Challenge
Please print every record below exactly as it appears.

Data entries
- - - - -
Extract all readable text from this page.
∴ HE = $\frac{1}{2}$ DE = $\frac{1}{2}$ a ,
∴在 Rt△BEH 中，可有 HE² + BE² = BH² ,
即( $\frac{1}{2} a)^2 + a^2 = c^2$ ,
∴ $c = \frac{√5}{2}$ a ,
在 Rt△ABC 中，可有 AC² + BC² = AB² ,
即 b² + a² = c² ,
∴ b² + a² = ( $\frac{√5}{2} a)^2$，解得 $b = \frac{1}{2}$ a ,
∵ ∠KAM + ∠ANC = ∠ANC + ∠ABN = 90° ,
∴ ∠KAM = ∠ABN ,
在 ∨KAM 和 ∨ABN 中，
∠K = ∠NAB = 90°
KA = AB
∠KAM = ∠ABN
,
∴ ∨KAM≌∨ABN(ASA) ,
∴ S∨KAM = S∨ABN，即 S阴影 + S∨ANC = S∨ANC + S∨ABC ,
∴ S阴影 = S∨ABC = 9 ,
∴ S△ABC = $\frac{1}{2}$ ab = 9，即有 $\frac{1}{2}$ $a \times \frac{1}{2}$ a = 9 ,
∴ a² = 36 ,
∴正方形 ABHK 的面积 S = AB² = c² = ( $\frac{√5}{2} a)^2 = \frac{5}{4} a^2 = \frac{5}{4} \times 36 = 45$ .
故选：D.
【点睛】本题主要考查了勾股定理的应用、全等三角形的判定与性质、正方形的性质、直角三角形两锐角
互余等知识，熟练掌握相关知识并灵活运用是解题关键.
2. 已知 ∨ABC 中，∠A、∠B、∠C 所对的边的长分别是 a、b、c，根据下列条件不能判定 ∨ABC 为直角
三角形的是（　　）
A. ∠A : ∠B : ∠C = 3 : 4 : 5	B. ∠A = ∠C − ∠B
- - - - -
Response below
Extract all readable text from this page.
∴ HE = $\frac{1}{2}$ DE = $\frac{1}{2}$ a ,
∴在 Rt△BEH 中，可有 HE² + BE² = BH² ,
即( $\frac{1}{2} a)^2 + a^2 = c^2$ ,
∴ $c = \frac{√5}{2}$ a ,
在 Rt△ABC 中，可有 AC² + BC² = AB² ,
即 b² + a² = c² ,
∴ b² + a² = ( $\frac{√5}{2} a)^2$，解得 $b = \frac{1}{2}$ a ,
∵ ∠KAM + ∠ANC = ∠ANC + ∠ABN = 90° ,
∴ ∠KAM = ∠ABN ,
在 ∨KAM 和 ∨ABN 中，
∠K = ∠NAB = 90°
KA = AB
∠KAM = ∠ABN
,
∴ ∨KAM≌∨ABN(ASA) ,
∴ S∨KAM = S∨ABN，即 S阴影 + S∨ANC = S∨ANC + S∨ABC ,
∴ S阴影 = S∨ABC = 9 ,
∴ S△ABC = $\frac{1}{2}$ ab = 9，即有 $\frac{1}{2}$ $a \times \frac{1}{2}$ a = 9 ,
∴ a² = 36 ,
∴正方形 ABHK 的面积 S = AB² = c² = ( $\frac{√5}{2} a)^2 = \frac{5}{4} a^2 = \frac{5}{4} \times 36 = 45$ .
故选：D.
【点睛】本题主要考查了勾股定理的应用、全等三角形的判定与性质、正方形的性质、直角三角形两锐角
互余等知识，熟练掌握相关知识并灵活运用是解题关键.
2. 已知 ∨ABC 中，∠A、∠B、∠C 所对的边的长分别是 a、b、c，根据下列条件不能判定 ∨ABC 为直角
三角形的是（　　）
A. ∠A : ∠B : ∠C = 3 : 4 : 5	B. ∠A = ∠C − ∠B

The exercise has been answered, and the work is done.